**Exercise goal**: Look through the entries below for the string "Dendritic", and copy each line where it is found.

Records drawn from a dataset:
========================================================================
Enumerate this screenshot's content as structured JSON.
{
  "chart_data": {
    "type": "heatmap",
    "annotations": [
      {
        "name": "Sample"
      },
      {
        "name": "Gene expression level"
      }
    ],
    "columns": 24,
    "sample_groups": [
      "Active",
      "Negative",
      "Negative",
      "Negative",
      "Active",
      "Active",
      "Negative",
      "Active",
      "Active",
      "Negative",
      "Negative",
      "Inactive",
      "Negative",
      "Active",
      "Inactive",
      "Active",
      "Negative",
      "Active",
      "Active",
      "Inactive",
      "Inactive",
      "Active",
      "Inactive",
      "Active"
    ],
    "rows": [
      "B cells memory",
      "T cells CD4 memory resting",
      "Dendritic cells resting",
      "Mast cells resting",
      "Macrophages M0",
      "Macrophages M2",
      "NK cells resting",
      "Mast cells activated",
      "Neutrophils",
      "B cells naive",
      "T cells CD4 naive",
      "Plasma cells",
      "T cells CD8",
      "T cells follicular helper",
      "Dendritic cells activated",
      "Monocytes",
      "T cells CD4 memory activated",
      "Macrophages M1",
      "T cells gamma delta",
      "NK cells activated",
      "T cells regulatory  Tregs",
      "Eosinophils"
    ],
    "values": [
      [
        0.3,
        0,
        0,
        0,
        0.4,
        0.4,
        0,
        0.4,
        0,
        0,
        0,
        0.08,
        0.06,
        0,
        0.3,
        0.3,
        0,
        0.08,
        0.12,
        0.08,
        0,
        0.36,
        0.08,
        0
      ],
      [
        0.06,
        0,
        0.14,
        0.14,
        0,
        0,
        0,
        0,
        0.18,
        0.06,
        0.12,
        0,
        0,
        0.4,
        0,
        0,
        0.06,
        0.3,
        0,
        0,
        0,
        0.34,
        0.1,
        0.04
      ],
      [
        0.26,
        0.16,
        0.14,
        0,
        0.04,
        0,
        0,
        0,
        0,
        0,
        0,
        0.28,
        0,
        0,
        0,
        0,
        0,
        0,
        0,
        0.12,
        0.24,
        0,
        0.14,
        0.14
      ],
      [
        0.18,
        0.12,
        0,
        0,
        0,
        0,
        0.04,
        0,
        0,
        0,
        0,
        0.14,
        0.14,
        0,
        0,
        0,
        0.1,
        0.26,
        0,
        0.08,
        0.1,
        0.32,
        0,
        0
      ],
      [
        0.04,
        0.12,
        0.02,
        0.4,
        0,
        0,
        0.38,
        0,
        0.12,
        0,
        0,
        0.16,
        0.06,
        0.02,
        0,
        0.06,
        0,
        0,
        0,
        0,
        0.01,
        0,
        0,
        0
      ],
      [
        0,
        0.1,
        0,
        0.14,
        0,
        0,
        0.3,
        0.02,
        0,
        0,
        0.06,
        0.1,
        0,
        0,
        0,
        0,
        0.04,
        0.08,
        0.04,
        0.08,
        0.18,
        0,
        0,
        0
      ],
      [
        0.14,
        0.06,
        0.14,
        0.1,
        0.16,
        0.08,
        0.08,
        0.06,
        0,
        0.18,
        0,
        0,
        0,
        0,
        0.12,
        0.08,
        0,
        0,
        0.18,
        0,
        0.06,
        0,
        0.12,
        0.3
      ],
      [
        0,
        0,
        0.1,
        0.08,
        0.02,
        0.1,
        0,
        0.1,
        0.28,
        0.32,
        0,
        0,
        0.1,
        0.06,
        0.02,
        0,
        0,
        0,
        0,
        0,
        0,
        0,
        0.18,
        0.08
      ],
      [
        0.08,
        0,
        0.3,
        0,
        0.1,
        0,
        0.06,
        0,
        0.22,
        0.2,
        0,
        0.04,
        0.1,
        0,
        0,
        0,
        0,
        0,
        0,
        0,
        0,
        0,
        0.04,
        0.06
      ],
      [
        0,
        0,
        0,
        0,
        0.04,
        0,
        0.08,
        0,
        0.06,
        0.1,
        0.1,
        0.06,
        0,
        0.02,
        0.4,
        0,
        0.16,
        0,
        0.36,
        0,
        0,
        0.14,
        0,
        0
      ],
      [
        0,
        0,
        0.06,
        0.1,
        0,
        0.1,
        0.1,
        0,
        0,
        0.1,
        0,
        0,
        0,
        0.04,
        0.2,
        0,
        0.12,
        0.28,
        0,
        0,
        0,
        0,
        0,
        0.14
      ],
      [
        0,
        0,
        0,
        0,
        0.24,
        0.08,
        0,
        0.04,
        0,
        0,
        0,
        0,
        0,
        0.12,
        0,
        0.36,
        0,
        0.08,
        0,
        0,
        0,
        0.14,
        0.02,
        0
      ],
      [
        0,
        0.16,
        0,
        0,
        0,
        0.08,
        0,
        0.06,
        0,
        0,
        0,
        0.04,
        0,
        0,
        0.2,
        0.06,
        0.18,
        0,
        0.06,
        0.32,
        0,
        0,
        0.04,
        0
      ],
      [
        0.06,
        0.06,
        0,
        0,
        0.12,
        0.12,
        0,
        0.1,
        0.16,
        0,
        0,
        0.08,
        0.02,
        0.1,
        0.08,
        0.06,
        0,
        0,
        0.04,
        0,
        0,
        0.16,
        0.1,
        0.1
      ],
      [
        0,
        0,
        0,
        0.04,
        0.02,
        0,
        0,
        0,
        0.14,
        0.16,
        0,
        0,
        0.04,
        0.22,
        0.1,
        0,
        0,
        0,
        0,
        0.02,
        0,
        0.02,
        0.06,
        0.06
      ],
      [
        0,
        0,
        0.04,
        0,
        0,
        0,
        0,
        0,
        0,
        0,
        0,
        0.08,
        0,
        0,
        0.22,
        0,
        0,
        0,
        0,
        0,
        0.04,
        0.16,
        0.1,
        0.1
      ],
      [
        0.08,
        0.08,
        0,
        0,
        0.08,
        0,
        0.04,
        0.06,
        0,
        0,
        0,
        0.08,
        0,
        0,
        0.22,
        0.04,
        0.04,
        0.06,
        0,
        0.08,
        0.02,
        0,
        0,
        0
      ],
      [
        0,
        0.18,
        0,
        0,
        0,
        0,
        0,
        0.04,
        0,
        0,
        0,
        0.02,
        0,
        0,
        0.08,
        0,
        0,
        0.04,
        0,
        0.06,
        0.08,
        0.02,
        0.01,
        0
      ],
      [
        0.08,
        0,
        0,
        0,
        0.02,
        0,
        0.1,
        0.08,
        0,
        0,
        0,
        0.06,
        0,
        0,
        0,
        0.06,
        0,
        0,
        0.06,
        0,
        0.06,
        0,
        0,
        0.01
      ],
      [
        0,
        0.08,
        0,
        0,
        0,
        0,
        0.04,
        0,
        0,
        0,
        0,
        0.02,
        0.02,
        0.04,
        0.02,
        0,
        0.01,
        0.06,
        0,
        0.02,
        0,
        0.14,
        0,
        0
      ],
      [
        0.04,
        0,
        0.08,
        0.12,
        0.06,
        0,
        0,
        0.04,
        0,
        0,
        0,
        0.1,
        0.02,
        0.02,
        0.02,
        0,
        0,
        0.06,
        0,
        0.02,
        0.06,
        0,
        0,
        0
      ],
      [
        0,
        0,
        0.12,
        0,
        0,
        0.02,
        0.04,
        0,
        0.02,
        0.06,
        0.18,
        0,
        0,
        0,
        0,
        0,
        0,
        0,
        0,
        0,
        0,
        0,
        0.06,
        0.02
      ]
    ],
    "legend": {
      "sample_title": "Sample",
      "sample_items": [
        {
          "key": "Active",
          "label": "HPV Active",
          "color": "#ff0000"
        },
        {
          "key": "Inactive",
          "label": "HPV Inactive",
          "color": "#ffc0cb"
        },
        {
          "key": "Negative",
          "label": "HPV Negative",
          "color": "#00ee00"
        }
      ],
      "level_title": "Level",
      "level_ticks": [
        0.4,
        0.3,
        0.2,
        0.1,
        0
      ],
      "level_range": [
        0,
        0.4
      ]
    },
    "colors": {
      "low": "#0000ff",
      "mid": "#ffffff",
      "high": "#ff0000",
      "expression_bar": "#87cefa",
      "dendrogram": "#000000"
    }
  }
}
========================================================================
**Exercise response**:
      "Dendritic cells resting",
      "Dendritic cells activated",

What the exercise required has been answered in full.